THE EXERCISE » Below are the records; pull every line that includes "this".

[START EXTRACTED INFORMATION]

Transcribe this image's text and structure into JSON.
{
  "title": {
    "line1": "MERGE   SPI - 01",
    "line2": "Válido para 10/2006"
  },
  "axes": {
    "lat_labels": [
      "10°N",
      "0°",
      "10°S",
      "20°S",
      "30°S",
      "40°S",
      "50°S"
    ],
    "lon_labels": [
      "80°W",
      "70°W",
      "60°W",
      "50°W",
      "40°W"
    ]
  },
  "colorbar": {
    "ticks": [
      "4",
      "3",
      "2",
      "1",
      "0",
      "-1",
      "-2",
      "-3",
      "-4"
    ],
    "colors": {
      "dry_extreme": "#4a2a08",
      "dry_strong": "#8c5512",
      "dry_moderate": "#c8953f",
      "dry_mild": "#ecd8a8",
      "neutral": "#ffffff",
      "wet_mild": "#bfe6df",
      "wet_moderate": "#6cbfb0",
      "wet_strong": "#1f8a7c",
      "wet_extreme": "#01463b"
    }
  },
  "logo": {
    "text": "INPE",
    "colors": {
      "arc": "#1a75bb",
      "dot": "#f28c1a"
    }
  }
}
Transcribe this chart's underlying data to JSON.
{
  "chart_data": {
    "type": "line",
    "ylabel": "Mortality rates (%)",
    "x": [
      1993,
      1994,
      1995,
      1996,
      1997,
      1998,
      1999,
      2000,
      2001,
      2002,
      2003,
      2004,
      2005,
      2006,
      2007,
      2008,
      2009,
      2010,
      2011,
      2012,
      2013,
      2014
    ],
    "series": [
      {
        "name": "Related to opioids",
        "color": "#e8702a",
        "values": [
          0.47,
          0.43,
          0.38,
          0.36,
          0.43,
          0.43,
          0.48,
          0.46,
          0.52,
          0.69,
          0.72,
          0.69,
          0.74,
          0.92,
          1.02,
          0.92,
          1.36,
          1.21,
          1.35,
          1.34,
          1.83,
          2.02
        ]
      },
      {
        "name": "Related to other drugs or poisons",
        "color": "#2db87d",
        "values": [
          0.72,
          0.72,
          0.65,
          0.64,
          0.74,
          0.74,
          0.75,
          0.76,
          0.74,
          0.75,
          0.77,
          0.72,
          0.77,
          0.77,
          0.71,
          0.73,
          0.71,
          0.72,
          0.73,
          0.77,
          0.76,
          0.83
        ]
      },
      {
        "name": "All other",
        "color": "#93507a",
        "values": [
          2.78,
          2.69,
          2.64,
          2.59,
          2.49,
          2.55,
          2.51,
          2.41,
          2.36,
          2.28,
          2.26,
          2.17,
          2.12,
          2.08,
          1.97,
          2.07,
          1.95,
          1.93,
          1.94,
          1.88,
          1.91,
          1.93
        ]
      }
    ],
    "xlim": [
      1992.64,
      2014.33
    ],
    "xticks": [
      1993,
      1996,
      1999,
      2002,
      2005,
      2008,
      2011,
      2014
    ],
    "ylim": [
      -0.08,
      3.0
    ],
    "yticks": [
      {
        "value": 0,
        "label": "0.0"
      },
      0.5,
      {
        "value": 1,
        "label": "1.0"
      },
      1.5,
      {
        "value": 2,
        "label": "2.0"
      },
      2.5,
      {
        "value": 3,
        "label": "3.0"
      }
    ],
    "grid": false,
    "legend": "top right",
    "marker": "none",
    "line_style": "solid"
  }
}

[END EXTRACTED INFORMATION]

EXPECTED OUTPUT »
Transcribe this image's text and structure into JSON.
Transcribe this chart's underlying data to JSON.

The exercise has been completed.